_WORK REQUIRED_
Each line below should be written out again exactly.

Stored dataset items:

--- --- ---

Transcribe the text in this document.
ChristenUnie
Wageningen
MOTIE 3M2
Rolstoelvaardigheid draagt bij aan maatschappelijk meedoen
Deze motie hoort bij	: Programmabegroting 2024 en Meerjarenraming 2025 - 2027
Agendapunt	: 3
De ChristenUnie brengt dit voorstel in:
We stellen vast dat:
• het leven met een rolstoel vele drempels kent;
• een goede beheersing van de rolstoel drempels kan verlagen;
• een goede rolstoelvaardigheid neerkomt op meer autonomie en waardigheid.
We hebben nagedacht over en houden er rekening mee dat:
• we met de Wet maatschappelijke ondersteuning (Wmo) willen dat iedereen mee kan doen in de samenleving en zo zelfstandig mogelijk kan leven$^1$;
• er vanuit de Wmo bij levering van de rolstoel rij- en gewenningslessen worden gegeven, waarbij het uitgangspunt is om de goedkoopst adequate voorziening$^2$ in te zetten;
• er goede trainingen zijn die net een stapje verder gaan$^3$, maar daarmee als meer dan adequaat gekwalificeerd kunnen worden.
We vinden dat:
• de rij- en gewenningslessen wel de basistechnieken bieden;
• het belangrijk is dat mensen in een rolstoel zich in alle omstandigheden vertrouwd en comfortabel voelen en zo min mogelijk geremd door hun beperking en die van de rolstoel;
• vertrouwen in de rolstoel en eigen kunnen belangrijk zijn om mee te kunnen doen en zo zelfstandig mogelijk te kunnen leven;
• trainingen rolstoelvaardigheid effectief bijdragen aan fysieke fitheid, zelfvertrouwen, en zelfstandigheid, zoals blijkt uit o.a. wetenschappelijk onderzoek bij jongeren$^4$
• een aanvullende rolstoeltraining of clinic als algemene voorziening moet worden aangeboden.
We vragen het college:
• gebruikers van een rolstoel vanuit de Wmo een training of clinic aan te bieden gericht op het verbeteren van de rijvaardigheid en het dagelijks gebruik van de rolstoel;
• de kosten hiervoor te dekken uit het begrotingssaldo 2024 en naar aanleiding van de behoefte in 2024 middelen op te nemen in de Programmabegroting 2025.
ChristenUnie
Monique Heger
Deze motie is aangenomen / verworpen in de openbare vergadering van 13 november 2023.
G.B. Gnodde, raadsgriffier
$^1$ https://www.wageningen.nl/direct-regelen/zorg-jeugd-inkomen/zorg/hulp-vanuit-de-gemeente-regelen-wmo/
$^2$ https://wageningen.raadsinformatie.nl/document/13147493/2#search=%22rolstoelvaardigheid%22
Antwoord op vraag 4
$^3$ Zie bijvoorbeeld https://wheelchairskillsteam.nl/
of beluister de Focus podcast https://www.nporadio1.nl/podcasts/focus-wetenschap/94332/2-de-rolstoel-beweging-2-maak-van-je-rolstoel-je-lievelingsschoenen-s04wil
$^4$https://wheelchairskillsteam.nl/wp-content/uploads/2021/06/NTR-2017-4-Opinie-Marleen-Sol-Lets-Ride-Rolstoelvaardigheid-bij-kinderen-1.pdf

--- --- ---

_OUTPUT BELOW_
Transcribe the text in this document.
ChristenUnie
Wageningen
MOTIE 3M2
Rolstoelvaardigheid draagt bij aan maatschappelijk meedoen
Deze motie hoort bij	: Programmabegroting 2024 en Meerjarenraming 2025 - 2027
Agendapunt	: 3
De ChristenUnie brengt dit voorstel in:
We stellen vast dat:
• het leven met een rolstoel vele drempels kent;
• een goede beheersing van de rolstoel drempels kan verlagen;
• een goede rolstoelvaardigheid neerkomt op meer autonomie en waardigheid.
We hebben nagedacht over en houden er rekening mee dat:
• we met de Wet maatschappelijke ondersteuning (Wmo) willen dat iedereen mee kan doen in de samenleving en zo zelfstandig mogelijk kan leven$^1$;
• er vanuit de Wmo bij levering van de rolstoel rij- en gewenningslessen worden gegeven, waarbij het uitgangspunt is om de goedkoopst adequate voorziening$^2$ in te zetten;
• er goede trainingen zijn die net een stapje verder gaan$^3$, maar daarmee als meer dan adequaat gekwalificeerd kunnen worden.
We vinden dat:
• de rij- en gewenningslessen wel de basistechnieken bieden;
• het belangrijk is dat mensen in een rolstoel zich in alle omstandigheden vertrouwd en comfortabel voelen en zo min mogelijk geremd door hun beperking en die van de rolstoel;
• vertrouwen in de rolstoel en eigen kunnen belangrijk zijn om mee te kunnen doen en zo zelfstandig mogelijk te kunnen leven;
• trainingen rolstoelvaardigheid effectief bijdragen aan fysieke fitheid, zelfvertrouwen, en zelfstandigheid, zoals blijkt uit o.a. wetenschappelijk onderzoek bij jongeren$^4$
• een aanvullende rolstoeltraining of clinic als algemene voorziening moet worden aangeboden.
We vragen het college:
• gebruikers van een rolstoel vanuit de Wmo een training of clinic aan te bieden gericht op het verbeteren van de rijvaardigheid en het dagelijks gebruik van de rolstoel;
• de kosten hiervoor te dekken uit het begrotingssaldo 2024 en naar aanleiding van de behoefte in 2024 middelen op te nemen in de Programmabegroting 2025.
ChristenUnie
Monique Heger
Deze motie is aangenomen / verworpen in de openbare vergadering van 13 november 2023.
G.B. Gnodde, raadsgriffier
$^1$ https://www.wageningen.nl/direct-regelen/zorg-jeugd-inkomen/zorg/hulp-vanuit-de-gemeente-regelen-wmo/
$^2$ https://wageningen.raadsinformatie.nl/document/13147493/2#search=%22rolstoelvaardigheid%22
Antwoord op vraag 4
$^3$ Zie bijvoorbeeld https://wheelchairskillsteam.nl/
of beluister de Focus podcast https://www.nporadio1.nl/podcasts/focus-wetenschap/94332/2-de-rolstoel-beweging-2-maak-van-je-rolstoel-je-lievelingsschoenen-s04wil
$^4$https://wheelchairskillsteam.nl/wp-content/uploads/2021/06/NTR-2017-4-Opinie-Marleen-Sol-Lets-Ride-Rolstoelvaardigheid-bij-kinderen-1.pdf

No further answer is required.